▶ [EXERCISE AIM]
Without the pictures, give the entries below again exactly as written.

######

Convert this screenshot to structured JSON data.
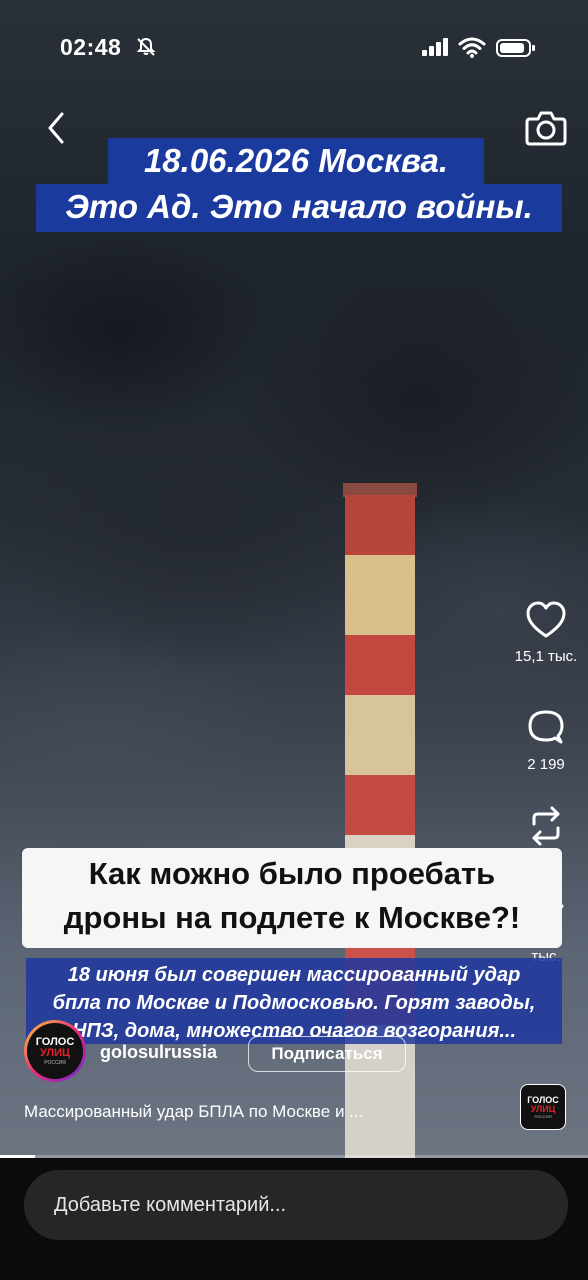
{
  "status_bar": {
    "time": "02:48"
  },
  "headline": {
    "line1": "18.06.2026 Москва.",
    "line2": "Это Ад. Это начало войны."
  },
  "actions": {
    "likes": "15,1 тыс.",
    "comments": "2 199",
    "reposts": "",
    "shares": "тыс."
  },
  "overlay_caption": {
    "line1": "Как можно было проебать",
    "line2": "дроны на подлете к Москве?!"
  },
  "overlay_text": {
    "line1": "18 июня был совершен массированный удар",
    "line2": "бпла по Москве и Подмосковью. Горят заводы,",
    "line3": "НПЗ, дома, множество очагов возгорания..."
  },
  "profile": {
    "username": "golosulrussia",
    "subscribe_label": "Подписаться",
    "avatar_text": [
      "ГОЛОС",
      "УЛИЦ",
      "РОССИЯ"
    ]
  },
  "description": "Массированный удар БПЛА по Москве и ...",
  "progress": 0.06,
  "comment_bar": {
    "placeholder": "Добавьте комментарий..."
  },
  "colors": {
    "headline_bg": "#1b3a9e",
    "accent_red": "#e0202a"
  }
}
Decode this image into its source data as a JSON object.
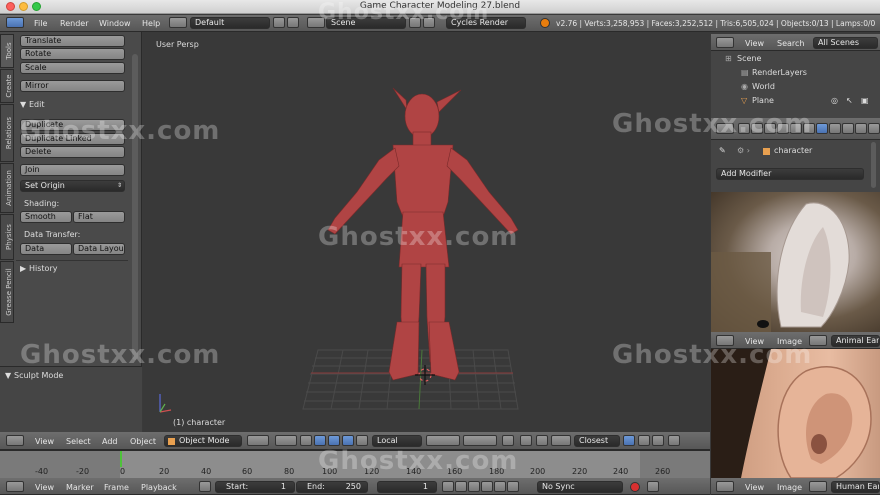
{
  "titlebar": {
    "title": "Game Character Modeling 27.blend"
  },
  "info": {
    "menus": [
      "File",
      "Render",
      "Window",
      "Help"
    ],
    "layout": "Default",
    "scene": "Scene",
    "engine": "Cycles Render",
    "stats": "v2.76 | Verts:3,258,953 | Faces:3,252,512 | Tris:6,505,024 | Objects:0/13 | Lamps:0/0"
  },
  "tool_tabs": [
    "Tools",
    "Create",
    "Relations",
    "Animation",
    "Physics",
    "Grease Pencil"
  ],
  "tools": {
    "translate": "Translate",
    "rotate": "Rotate",
    "scale": "Scale",
    "mirror": "Mirror",
    "edit_header": "Edit",
    "duplicate": "Duplicate",
    "duplicate_linked": "Duplicate Linked",
    "delete": "Delete",
    "join": "Join",
    "set_origin": "Set Origin",
    "shading_label": "Shading:",
    "smooth": "Smooth",
    "flat": "Flat",
    "data_transfer_label": "Data Transfer:",
    "data": "Data",
    "data_layout": "Data Layout",
    "history_header": "History"
  },
  "sculpt_mode": "Sculpt Mode",
  "viewport": {
    "view_name": "User Persp",
    "object_label": "(1) character"
  },
  "viewport_header": {
    "menus": [
      "View",
      "Select",
      "Add",
      "Object"
    ],
    "mode": "Object Mode",
    "pivot": "Local",
    "snap": "Closest"
  },
  "timeline": {
    "ticks": [
      "-40",
      "-20",
      "0",
      "20",
      "40",
      "60",
      "80",
      "100",
      "120",
      "140",
      "160",
      "180",
      "200",
      "220",
      "240",
      "260"
    ],
    "menus": [
      "View",
      "Marker",
      "Frame",
      "Playback"
    ],
    "start_label": "Start:",
    "start": "1",
    "end_label": "End:",
    "end": "250",
    "current": "1",
    "sync": "No Sync"
  },
  "outliner": {
    "view": "View",
    "search": "Search",
    "filter": "All Scenes",
    "items": [
      "Scene",
      "RenderLayers",
      "World",
      "Plane"
    ]
  },
  "properties": {
    "object": "character",
    "add_modifier": "Add Modifier"
  },
  "image_editor_1": {
    "view": "View",
    "image": "Image",
    "name": "Animal Ear"
  },
  "image_editor_2": {
    "view": "View",
    "image": "Image",
    "name": "Human Ear"
  },
  "watermark": "Ghostxx.com",
  "colors": {
    "accent": "#5680c2",
    "character": "#b04444",
    "background": "#3a3a3a"
  }
}
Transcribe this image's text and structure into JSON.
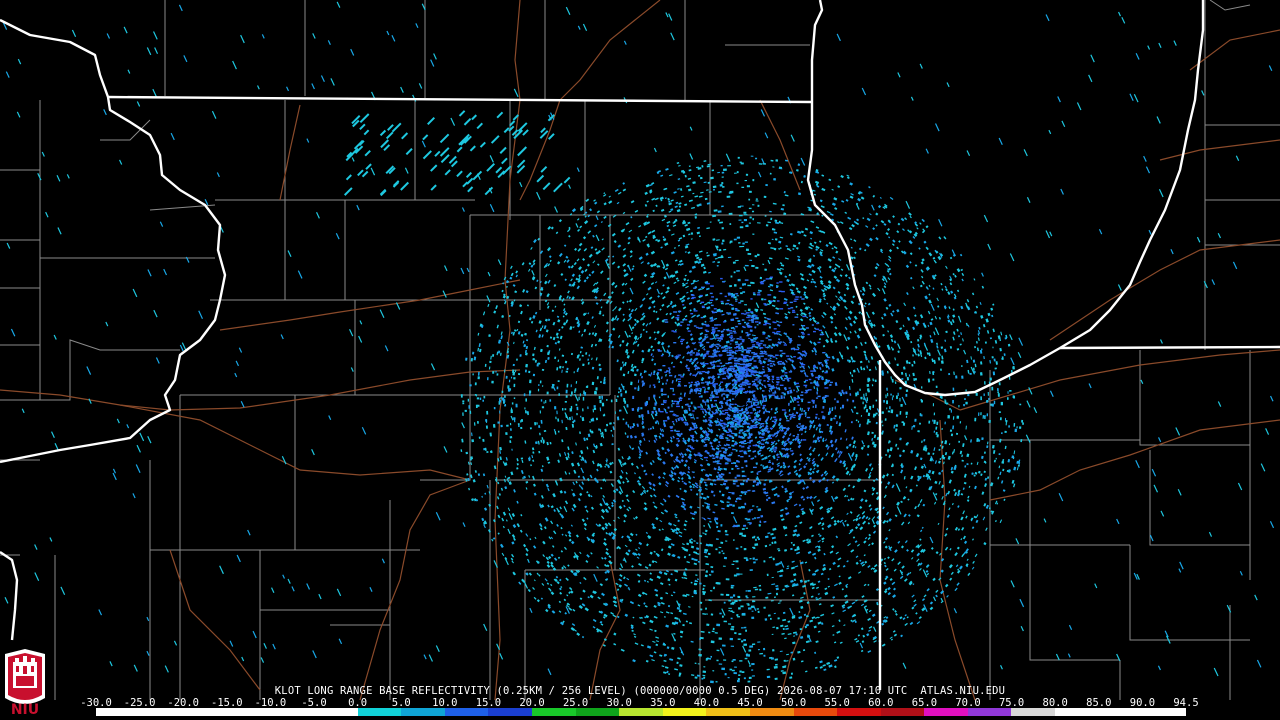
{
  "product": {
    "caption": "KLOT LONG RANGE BASE REFLECTIVITY (0.25KM / 256 LEVEL) (000000/0000 0.5 DEG) 2026-08-07 17:10 UTC  ATLAS.NIU.EDU"
  },
  "colorbar": {
    "ticks": [
      "-30.0",
      "-25.0",
      "-20.0",
      "-15.0",
      "-10.0",
      "-5.0",
      "0.0",
      "5.0",
      "10.0",
      "15.0",
      "20.0",
      "25.0",
      "30.0",
      "35.0",
      "40.0",
      "45.0",
      "50.0",
      "55.0",
      "60.0",
      "65.0",
      "70.0",
      "75.0",
      "80.0",
      "85.0",
      "90.0",
      "94.5"
    ],
    "colors": [
      "#ffffff",
      "#ffffff",
      "#ffffff",
      "#ffffff",
      "#ffffff",
      "#ffffff",
      "#11d2d8",
      "#0fa5d6",
      "#1e60e8",
      "#1a3fd0",
      "#19c82a",
      "#0fa41b",
      "#b8e630",
      "#f2f21c",
      "#f0c018",
      "#f08c12",
      "#e84a0c",
      "#d41010",
      "#b01018",
      "#e010c0",
      "#9038d8",
      "#d8d8d8",
      "#ffffff",
      "#ffffff",
      "#ffffff"
    ]
  },
  "logo": {
    "text": "NIU"
  },
  "map": {
    "state_color": "#ffffff",
    "county_color": "#8a8a8a",
    "road_color": "#8a4a2a",
    "echo_colors": [
      "#1ec8e0",
      "#18a8e8",
      "#2a78f0",
      "#12dcd4",
      "#2a5cf0"
    ]
  }
}
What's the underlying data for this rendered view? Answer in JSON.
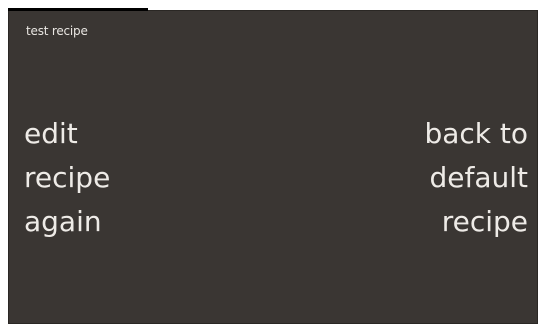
{
  "screen": {
    "title": "test recipe",
    "background_color": "#3a3633",
    "text_color": "#eeebe7"
  },
  "actions": {
    "left": {
      "lines": [
        "edit",
        "recipe",
        "again"
      ]
    },
    "right": {
      "lines": [
        "back to",
        "default",
        "recipe"
      ]
    }
  }
}
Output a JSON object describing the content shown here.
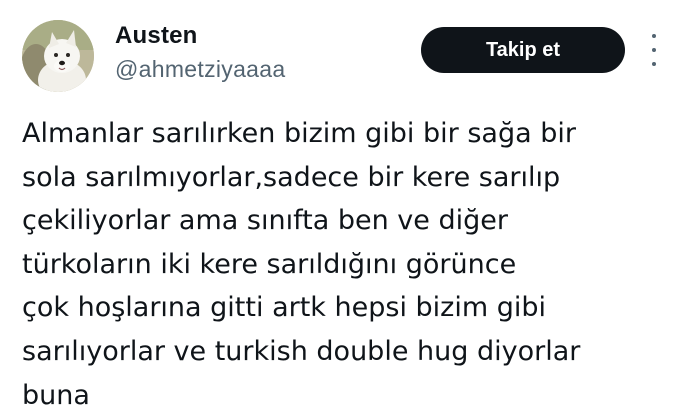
{
  "author": {
    "display_name": "Austen",
    "handle": "@ahmetziyaaaa"
  },
  "actions": {
    "follow_label": "Takip et",
    "more_icon": "more-vertical-icon"
  },
  "tweet": {
    "lines": [
      "Almanlar sarılırken bizim gibi bir sağa bir",
      "sola sarılmıyorlar,sadece bir kere sarılıp",
      "çekiliyorlar ama sınıfta ben ve diğer",
      "türkoların iki kere sarıldığını görünce",
      "çok hoşlarına gitti artk hepsi bizim gibi",
      "sarılıyorlar ve turkish double hug diyorlar",
      "buna"
    ]
  },
  "colors": {
    "text": "#0f1419",
    "secondary_text": "#536471",
    "button_bg": "#0f1419",
    "button_text": "#ffffff",
    "background": "#ffffff"
  }
}
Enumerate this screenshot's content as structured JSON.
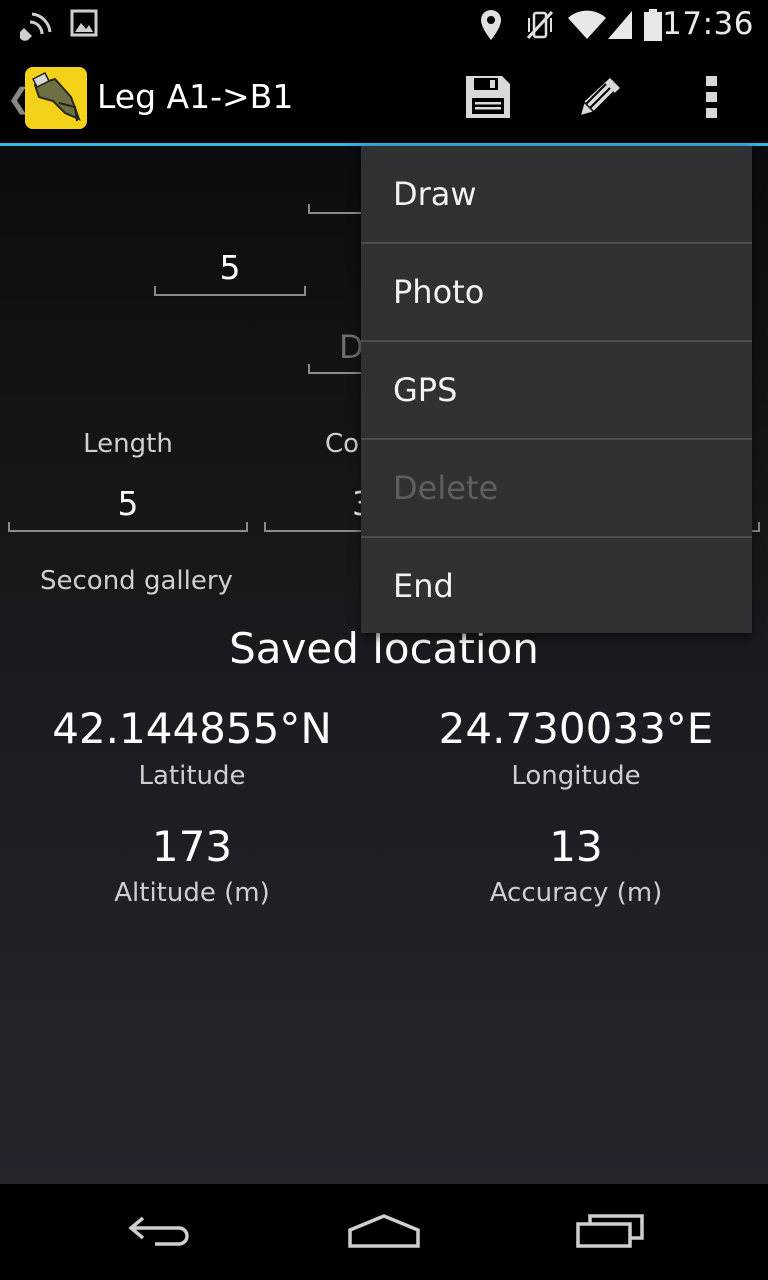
{
  "status_bar": {
    "time": "17:36",
    "icons": [
      "nfc-icon",
      "image-notification-icon",
      "location-icon",
      "vibrate-icon",
      "wifi-icon",
      "signal-icon",
      "battery-icon"
    ]
  },
  "action_bar": {
    "title": "Leg A1->B1",
    "icons": [
      "save-icon",
      "edit-icon",
      "overflow-menu-icon"
    ],
    "accent_color": "#33b5e5"
  },
  "form": {
    "top_value": "5",
    "partial_label": "D",
    "length_label": "Length",
    "length_value": "5",
    "partial_label2": "Co",
    "partial_value2": "3",
    "note": "Second gallery"
  },
  "saved_location": {
    "heading": "Saved location",
    "latitude_value": "42.144855°N",
    "latitude_label": "Latitude",
    "longitude_value": "24.730033°E",
    "longitude_label": "Longitude",
    "altitude_value": "173",
    "altitude_label": "Altitude (m)",
    "accuracy_value": "13",
    "accuracy_label": "Accuracy (m)"
  },
  "menu": {
    "items": [
      {
        "label": "Draw",
        "enabled": true
      },
      {
        "label": "Photo",
        "enabled": true
      },
      {
        "label": "GPS",
        "enabled": true
      },
      {
        "label": "Delete",
        "enabled": false
      },
      {
        "label": "End",
        "enabled": true
      }
    ]
  },
  "nav_bar": {
    "icons": [
      "back-icon",
      "home-icon",
      "recent-apps-icon"
    ]
  }
}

######

▶ [TASK OUTPUT]
Convert this screenshot to structured JSON data.
{
  "status_bar": {
    "time": "02:48"
  },
  "headline": {
    "line1": "18.06.2026 Москва.",
    "line2": "Это Ад. Это начало войны."
  },
  "actions": {
    "likes": "15,1 тыс.",
    "comments": "2 199",
    "reposts": "",
    "shares": "тыс."
  },
  "overlay_caption": {
    "line1": "Как можно было проебать",
    "line2": "дроны на подлете к Москве?!"
  },
  "overlay_text": {
    "line1": "18 июня был совершен массированный удар",
    "line2": "бпла по Москве и Подмосковью. Горят заводы,",
    "line3": "НПЗ, дома, множество очагов возгорания..."
  },
  "profile": {
    "username": "golosulrussia",
    "subscribe_label": "Подписаться",
    "avatar_text": [
      "ГОЛОС",
      "УЛИЦ",
      "РОССИЯ"
    ]
  },
  "description": "Массированный удар БПЛА по Москве и ...",
  "progress": 0.06,
  "comment_bar": {
    "placeholder": "Добавьте комментарий..."
  },
  "colors": {
    "headline_bg": "#1b3a9e",
    "accent_red": "#e0202a"
  }
}
Decode this image into its source data as a JSON object.
{
  "titlebar": {
    "title": "Game Character Modeling 27.blend"
  },
  "info": {
    "menus": [
      "File",
      "Render",
      "Window",
      "Help"
    ],
    "layout": "Default",
    "scene": "Scene",
    "engine": "Cycles Render",
    "stats": "v2.76 | Verts:3,258,953 | Faces:3,252,512 | Tris:6,505,024 | Objects:0/13 | Lamps:0/0"
  },
  "tool_tabs": [
    "Tools",
    "Create",
    "Relations",
    "Animation",
    "Physics",
    "Grease Pencil"
  ],
  "tools": {
    "translate": "Translate",
    "rotate": "Rotate",
    "scale": "Scale",
    "mirror": "Mirror",
    "edit_header": "Edit",
    "duplicate": "Duplicate",
    "duplicate_linked": "Duplicate Linked",
    "delete": "Delete",
    "join": "Join",
    "set_origin": "Set Origin",
    "shading_label": "Shading:",
    "smooth": "Smooth",
    "flat": "Flat",
    "data_transfer_label": "Data Transfer:",
    "data": "Data",
    "data_layout": "Data Layout",
    "history_header": "History"
  },
  "sculpt_mode": "Sculpt Mode",
  "viewport": {
    "view_name": "User Persp",
    "object_label": "(1) character"
  },
  "viewport_header": {
    "menus": [
      "View",
      "Select",
      "Add",
      "Object"
    ],
    "mode": "Object Mode",
    "pivot": "Local",
    "snap": "Closest"
  },
  "timeline": {
    "ticks": [
      "-40",
      "-20",
      "0",
      "20",
      "40",
      "60",
      "80",
      "100",
      "120",
      "140",
      "160",
      "180",
      "200",
      "220",
      "240",
      "260"
    ],
    "menus": [
      "View",
      "Marker",
      "Frame",
      "Playback"
    ],
    "start_label": "Start:",
    "start": "1",
    "end_label": "End:",
    "end": "250",
    "current": "1",
    "sync": "No Sync"
  },
  "outliner": {
    "view": "View",
    "search": "Search",
    "filter": "All Scenes",
    "items": [
      "Scene",
      "RenderLayers",
      "World",
      "Plane"
    ]
  },
  "properties": {
    "object": "character",
    "add_modifier": "Add Modifier"
  },
  "image_editor_1": {
    "view": "View",
    "image": "Image",
    "name": "Animal Ear"
  },
  "image_editor_2": {
    "view": "View",
    "image": "Image",
    "name": "Human Ear"
  },
  "watermark": "Ghostxx.com",
  "colors": {
    "accent": "#5680c2",
    "character": "#b04444",
    "background": "#3a3a3a"
  }
}
Transcribe this image's text and structure into JSON.
{
  "product": {
    "caption": "KLOT LONG RANGE BASE REFLECTIVITY (0.25KM / 256 LEVEL) (000000/0000 0.5 DEG) 2026-08-07 17:10 UTC  ATLAS.NIU.EDU"
  },
  "colorbar": {
    "ticks": [
      "-30.0",
      "-25.0",
      "-20.0",
      "-15.0",
      "-10.0",
      "-5.0",
      "0.0",
      "5.0",
      "10.0",
      "15.0",
      "20.0",
      "25.0",
      "30.0",
      "35.0",
      "40.0",
      "45.0",
      "50.0",
      "55.0",
      "60.0",
      "65.0",
      "70.0",
      "75.0",
      "80.0",
      "85.0",
      "90.0",
      "94.5"
    ],
    "colors": [
      "#ffffff",
      "#ffffff",
      "#ffffff",
      "#ffffff",
      "#ffffff",
      "#ffffff",
      "#11d2d8",
      "#0fa5d6",
      "#1e60e8",
      "#1a3fd0",
      "#19c82a",
      "#0fa41b",
      "#b8e630",
      "#f2f21c",
      "#f0c018",
      "#f08c12",
      "#e84a0c",
      "#d41010",
      "#b01018",
      "#e010c0",
      "#9038d8",
      "#d8d8d8",
      "#ffffff",
      "#ffffff",
      "#ffffff"
    ]
  },
  "logo": {
    "text": "NIU"
  },
  "map": {
    "state_color": "#ffffff",
    "county_color": "#8a8a8a",
    "road_color": "#8a4a2a",
    "echo_colors": [
      "#1ec8e0",
      "#18a8e8",
      "#2a78f0",
      "#12dcd4",
      "#2a5cf0"
    ]
  }
}
What's the underlying data for this rendered view? Answer in JSON.
{
  "screen": {
    "title": "test recipe",
    "background_color": "#3a3633",
    "text_color": "#eeebe7"
  },
  "actions": {
    "left": {
      "lines": [
        "edit",
        "recipe",
        "again"
      ]
    },
    "right": {
      "lines": [
        "back to",
        "default",
        "recipe"
      ]
    }
  }
}
Output a JSON object describing the content shown here.
{
  "author": {
    "display_name": "Austen",
    "handle": "@ahmetziyaaaa"
  },
  "actions": {
    "follow_label": "Takip et",
    "more_icon": "more-vertical-icon"
  },
  "tweet": {
    "lines": [
      "Almanlar sarılırken bizim gibi bir sağa bir",
      "sola sarılmıyorlar,sadece bir kere sarılıp",
      "çekiliyorlar ama sınıfta ben ve diğer",
      "türkoların iki kere sarıldığını görünce",
      "çok hoşlarına gitti artk hepsi bizim gibi",
      "sarılıyorlar ve turkish double hug diyorlar",
      "buna"
    ]
  },
  "colors": {
    "text": "#0f1419",
    "secondary_text": "#536471",
    "button_bg": "#0f1419",
    "button_text": "#ffffff",
    "background": "#ffffff"
  }
}
Enumerate this screenshot's content as structured JSON.
{
  "status_bar": {
    "time": "17:36",
    "icons": [
      "nfc-icon",
      "image-notification-icon",
      "location-icon",
      "vibrate-icon",
      "wifi-icon",
      "signal-icon",
      "battery-icon"
    ]
  },
  "action_bar": {
    "title": "Leg A1->B1",
    "icons": [
      "save-icon",
      "edit-icon",
      "overflow-menu-icon"
    ],
    "accent_color": "#33b5e5"
  },
  "form": {
    "top_value": "5",
    "partial_label": "D",
    "length_label": "Length",
    "length_value": "5",
    "partial_label2": "Co",
    "partial_value2": "3",
    "note": "Second gallery"
  },
  "saved_location": {
    "heading": "Saved location",
    "latitude_value": "42.144855°N",
    "latitude_label": "Latitude",
    "longitude_value": "24.730033°E",
    "longitude_label": "Longitude",
    "altitude_value": "173",
    "altitude_label": "Altitude (m)",
    "accuracy_value": "13",
    "accuracy_label": "Accuracy (m)"
  },
  "menu": {
    "items": [
      {
        "label": "Draw",
        "enabled": true
      },
      {
        "label": "Photo",
        "enabled": true
      },
      {
        "label": "GPS",
        "enabled": true
      },
      {
        "label": "Delete",
        "enabled": false
      },
      {
        "label": "End",
        "enabled": true
      }
    ]
  },
  "nav_bar": {
    "icons": [
      "back-icon",
      "home-icon",
      "recent-apps-icon"
    ]
  }
}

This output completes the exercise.